Task statement:
Return all entries word for word, but drop any images.

Dataset records:
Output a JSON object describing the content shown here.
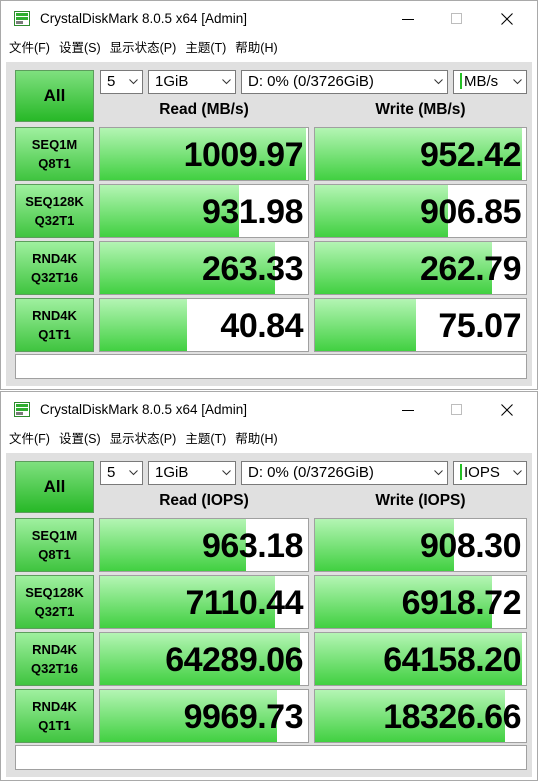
{
  "windows": [
    {
      "title": "CrystalDiskMark 8.0.5 x64 [Admin]",
      "menu": [
        "文件(F)",
        "设置(S)",
        "显示状态(P)",
        "主题(T)",
        "帮助(H)"
      ],
      "all_label": "All",
      "count": "5",
      "size": "1GiB",
      "drive": "D: 0% (0/3726GiB)",
      "unit": "MB/s",
      "read_header": "Read (MB/s)",
      "write_header": "Write (MB/s)",
      "comment": "",
      "rows": [
        {
          "line1": "SEQ1M",
          "line2": "Q8T1",
          "read": "1009.97",
          "write": "952.42",
          "read_fill": 0.99,
          "write_fill": 0.98
        },
        {
          "line1": "SEQ128K",
          "line2": "Q32T1",
          "read": "931.98",
          "write": "906.85",
          "read_fill": 0.67,
          "write_fill": 0.63
        },
        {
          "line1": "RND4K",
          "line2": "Q32T16",
          "read": "263.33",
          "write": "262.79",
          "read_fill": 0.84,
          "write_fill": 0.84
        },
        {
          "line1": "RND4K",
          "line2": "Q1T1",
          "read": "40.84",
          "write": "75.07",
          "read_fill": 0.42,
          "write_fill": 0.48
        }
      ]
    },
    {
      "title": "CrystalDiskMark 8.0.5 x64 [Admin]",
      "menu": [
        "文件(F)",
        "设置(S)",
        "显示状态(P)",
        "主题(T)",
        "帮助(H)"
      ],
      "all_label": "All",
      "count": "5",
      "size": "1GiB",
      "drive": "D: 0% (0/3726GiB)",
      "unit": "IOPS",
      "read_header": "Read (IOPS)",
      "write_header": "Write (IOPS)",
      "comment": "",
      "rows": [
        {
          "line1": "SEQ1M",
          "line2": "Q8T1",
          "read": "963.18",
          "write": "908.30",
          "read_fill": 0.7,
          "write_fill": 0.66
        },
        {
          "line1": "SEQ128K",
          "line2": "Q32T1",
          "read": "7110.44",
          "write": "6918.72",
          "read_fill": 0.84,
          "write_fill": 0.84
        },
        {
          "line1": "RND4K",
          "line2": "Q32T16",
          "read": "64289.06",
          "write": "64158.20",
          "read_fill": 0.96,
          "write_fill": 0.98
        },
        {
          "line1": "RND4K",
          "line2": "Q1T1",
          "read": "9969.73",
          "write": "18326.66",
          "read_fill": 0.85,
          "write_fill": 0.9
        }
      ]
    }
  ],
  "icons": {
    "app": "crystaldiskmark-app-icon",
    "minimize": "minimize-icon",
    "maximize": "maximize-icon",
    "close": "close-icon",
    "dropdown": "chevron-down-icon"
  },
  "colors": {
    "button_green": "#27b827",
    "bar_green": "#41d041",
    "panel_bg": "#e0e0e0"
  }
}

Result:
Output a JSON object describing the content shown here.
{
  "windows": [
    {
      "title": "CrystalDiskMark 8.0.5 x64 [Admin]",
      "menu": [
        "文件(F)",
        "设置(S)",
        "显示状态(P)",
        "主题(T)",
        "帮助(H)"
      ],
      "all_label": "All",
      "count": "5",
      "size": "1GiB",
      "drive": "D: 0% (0/3726GiB)",
      "unit": "MB/s",
      "read_header": "Read (MB/s)",
      "write_header": "Write (MB/s)",
      "comment": "",
      "rows": [
        {
          "line1": "SEQ1M",
          "line2": "Q8T1",
          "read": "1009.97",
          "write": "952.42",
          "read_fill": 0.99,
          "write_fill": 0.98
        },
        {
          "line1": "SEQ128K",
          "line2": "Q32T1",
          "read": "931.98",
          "write": "906.85",
          "read_fill": 0.67,
          "write_fill": 0.63
        },
        {
          "line1": "RND4K",
          "line2": "Q32T16",
          "read": "263.33",
          "write": "262.79",
          "read_fill": 0.84,
          "write_fill": 0.84
        },
        {
          "line1": "RND4K",
          "line2": "Q1T1",
          "read": "40.84",
          "write": "75.07",
          "read_fill": 0.42,
          "write_fill": 0.48
        }
      ]
    },
    {
      "title": "CrystalDiskMark 8.0.5 x64 [Admin]",
      "menu": [
        "文件(F)",
        "设置(S)",
        "显示状态(P)",
        "主题(T)",
        "帮助(H)"
      ],
      "all_label": "All",
      "count": "5",
      "size": "1GiB",
      "drive": "D: 0% (0/3726GiB)",
      "unit": "IOPS",
      "read_header": "Read (IOPS)",
      "write_header": "Write (IOPS)",
      "comment": "",
      "rows": [
        {
          "line1": "SEQ1M",
          "line2": "Q8T1",
          "read": "963.18",
          "write": "908.30",
          "read_fill": 0.7,
          "write_fill": 0.66
        },
        {
          "line1": "SEQ128K",
          "line2": "Q32T1",
          "read": "7110.44",
          "write": "6918.72",
          "read_fill": 0.84,
          "write_fill": 0.84
        },
        {
          "line1": "RND4K",
          "line2": "Q32T16",
          "read": "64289.06",
          "write": "64158.20",
          "read_fill": 0.96,
          "write_fill": 0.98
        },
        {
          "line1": "RND4K",
          "line2": "Q1T1",
          "read": "9969.73",
          "write": "18326.66",
          "read_fill": 0.85,
          "write_fill": 0.9
        }
      ]
    }
  ],
  "icons": {
    "app": "crystaldiskmark-app-icon",
    "minimize": "minimize-icon",
    "maximize": "maximize-icon",
    "close": "close-icon",
    "dropdown": "chevron-down-icon"
  },
  "colors": {
    "button_green": "#27b827",
    "bar_green": "#41d041",
    "panel_bg": "#e0e0e0"
  }
}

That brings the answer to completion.